**Part of a data file**
§ §
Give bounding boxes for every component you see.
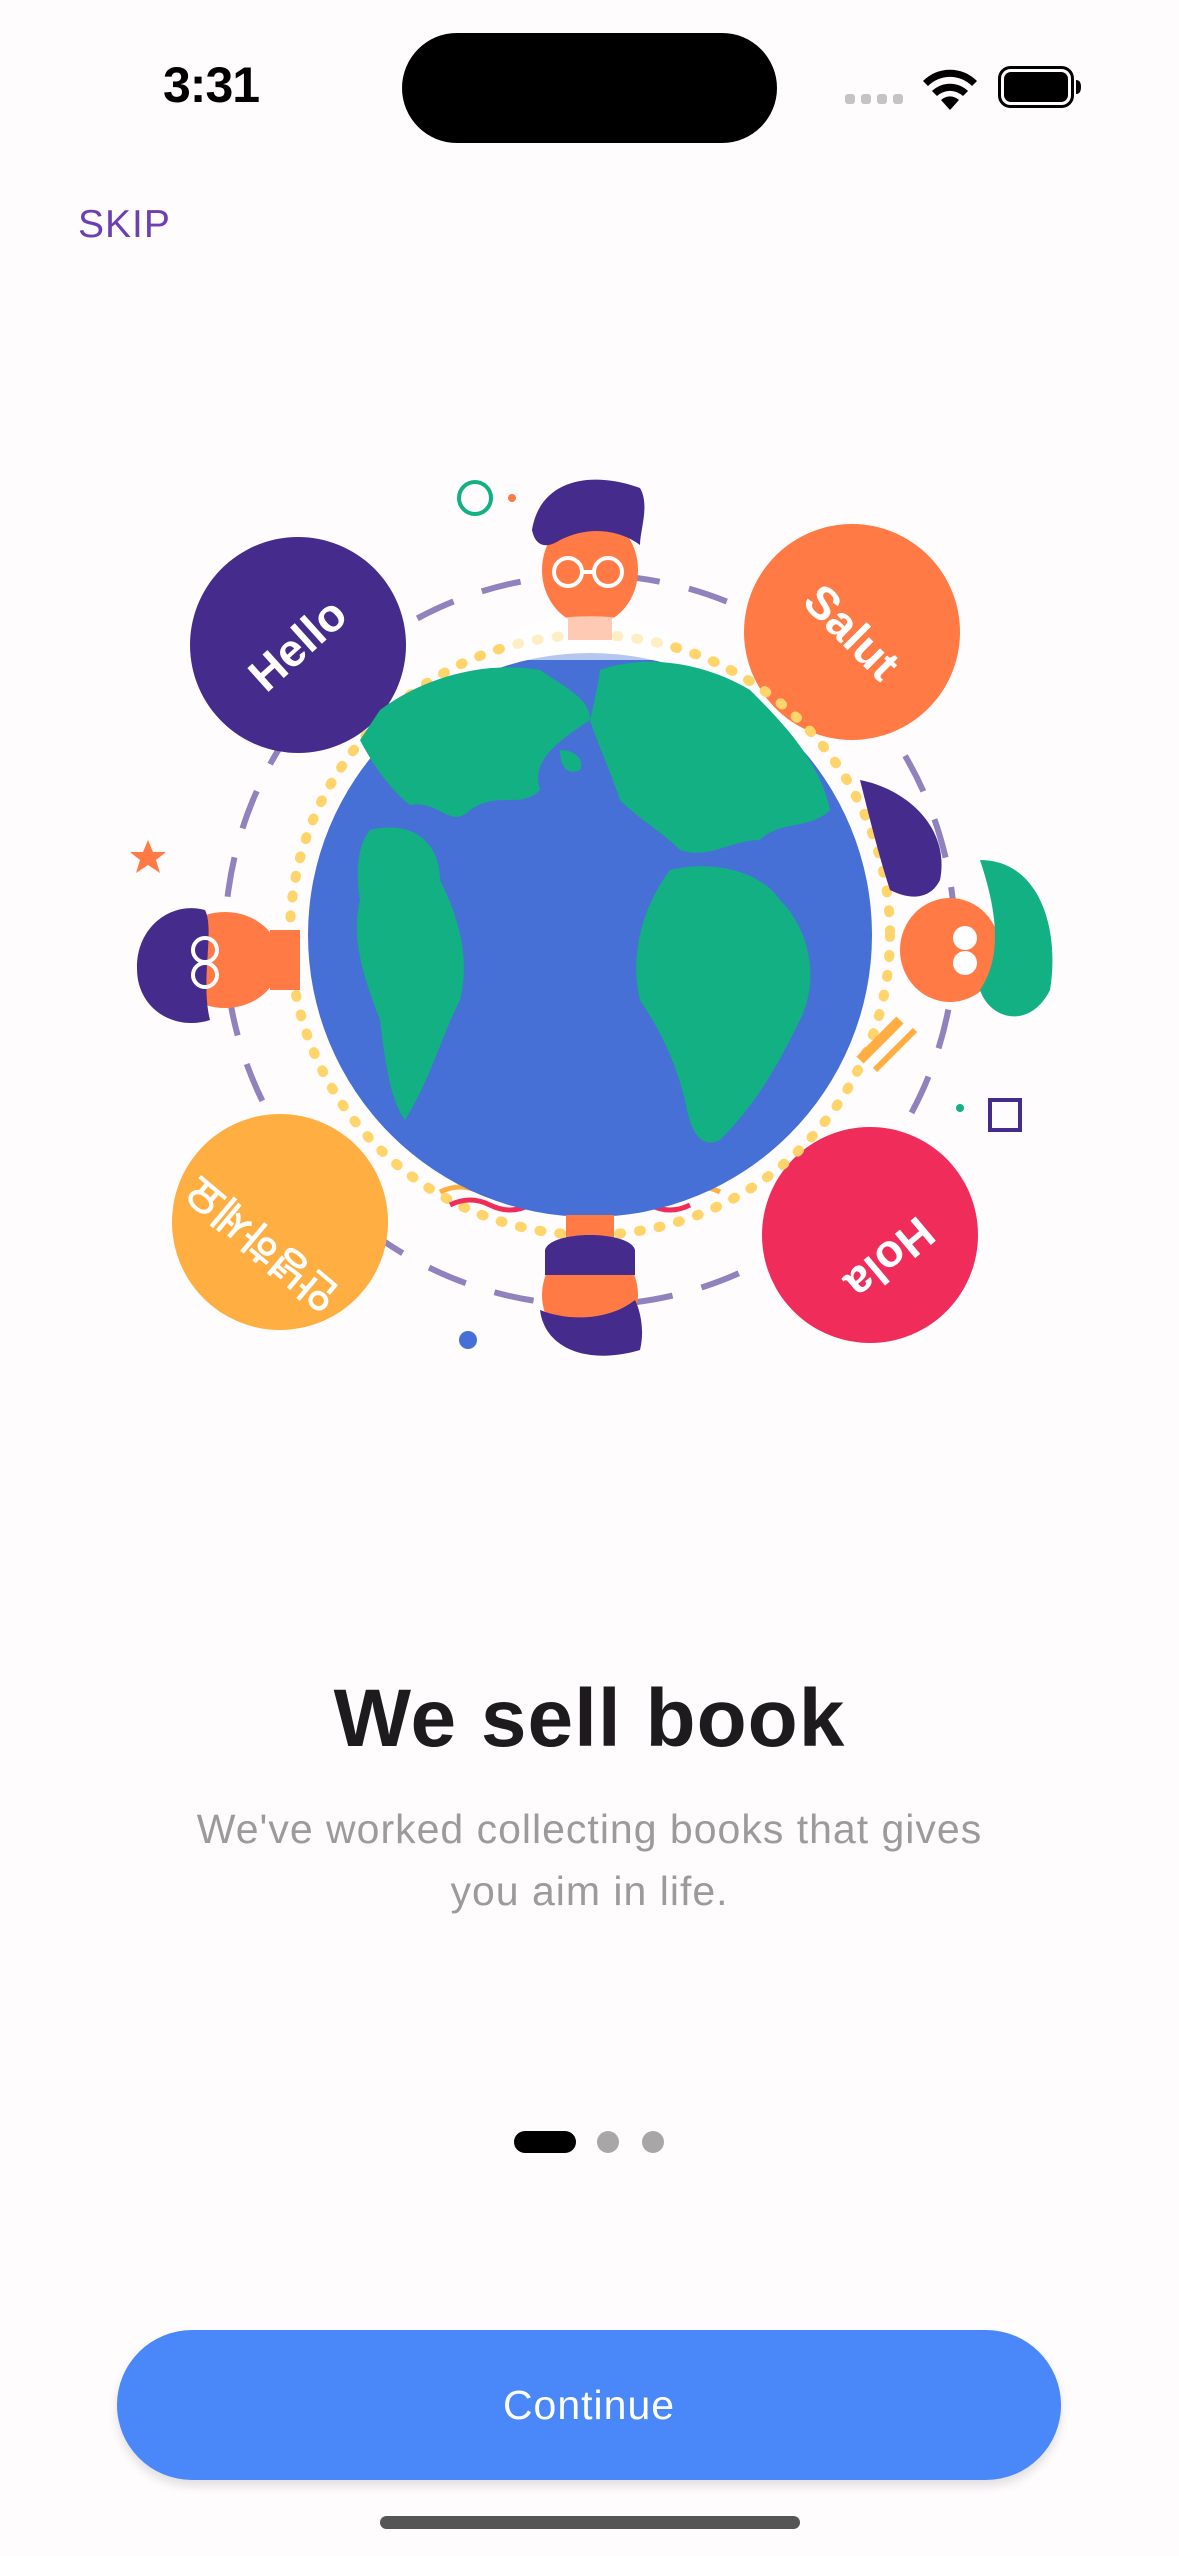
person-left-avatar xyxy=(136,908,300,1024)
page-dot[interactable] xyxy=(597,2131,619,2153)
page-dot-active[interactable] xyxy=(514,2131,576,2153)
dynamic-island xyxy=(402,33,777,143)
onboarding-subtitle: We've worked collecting books that gives… xyxy=(196,1806,983,1914)
person-right-avatar xyxy=(856,780,1053,1073)
clock: 3:31 xyxy=(163,57,260,113)
onboarding-title: We sell book xyxy=(333,1673,846,1764)
cellular-signal-icon xyxy=(845,94,903,104)
page-indicator xyxy=(0,2131,1179,2153)
globe xyxy=(308,653,872,1217)
globe-illustration: Hello Salut Hola 안녕하세요 xyxy=(130,479,1053,1356)
skip-button[interactable]: SKIP xyxy=(78,203,171,247)
home-indicator xyxy=(380,2516,800,2529)
wifi-icon xyxy=(923,69,977,110)
person-top-avatar xyxy=(510,479,670,660)
battery-icon xyxy=(998,66,1081,108)
continue-button[interactable]: Continue xyxy=(117,2330,1061,2480)
page-dot[interactable] xyxy=(642,2131,664,2153)
status-bar: 3:31 xyxy=(0,0,1179,150)
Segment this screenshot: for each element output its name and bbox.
§ §
**Direction**
Can you write out every line of the items above word for word, leaving out the pictures?

**Answer below**
Give bounding boxes for every component you see.
person-left-avatar xyxy=(136,908,300,1024)
page-dot[interactable] xyxy=(597,2131,619,2153)
page-dot-active[interactable] xyxy=(514,2131,576,2153)
dynamic-island xyxy=(402,33,777,143)
onboarding-subtitle: We've worked collecting books that gives… xyxy=(196,1806,983,1914)
person-right-avatar xyxy=(856,780,1053,1073)
clock: 3:31 xyxy=(163,57,260,113)
onboarding-title: We sell book xyxy=(333,1673,846,1764)
cellular-signal-icon xyxy=(845,94,903,104)
page-indicator xyxy=(0,2131,1179,2153)
globe xyxy=(308,653,872,1217)
globe-illustration: Hello Salut Hola 안녕하세요 xyxy=(130,479,1053,1356)
skip-button[interactable]: SKIP xyxy=(78,203,171,247)
home-indicator xyxy=(380,2516,800,2529)
wifi-icon xyxy=(923,69,977,110)
person-top-avatar xyxy=(510,479,670,660)
battery-icon xyxy=(998,66,1081,108)
continue-button[interactable]: Continue xyxy=(117,2330,1061,2480)
page-dot[interactable] xyxy=(642,2131,664,2153)
status-bar: 3:31 xyxy=(0,0,1179,150)
Segment this screenshot: for each element output its name and bbox.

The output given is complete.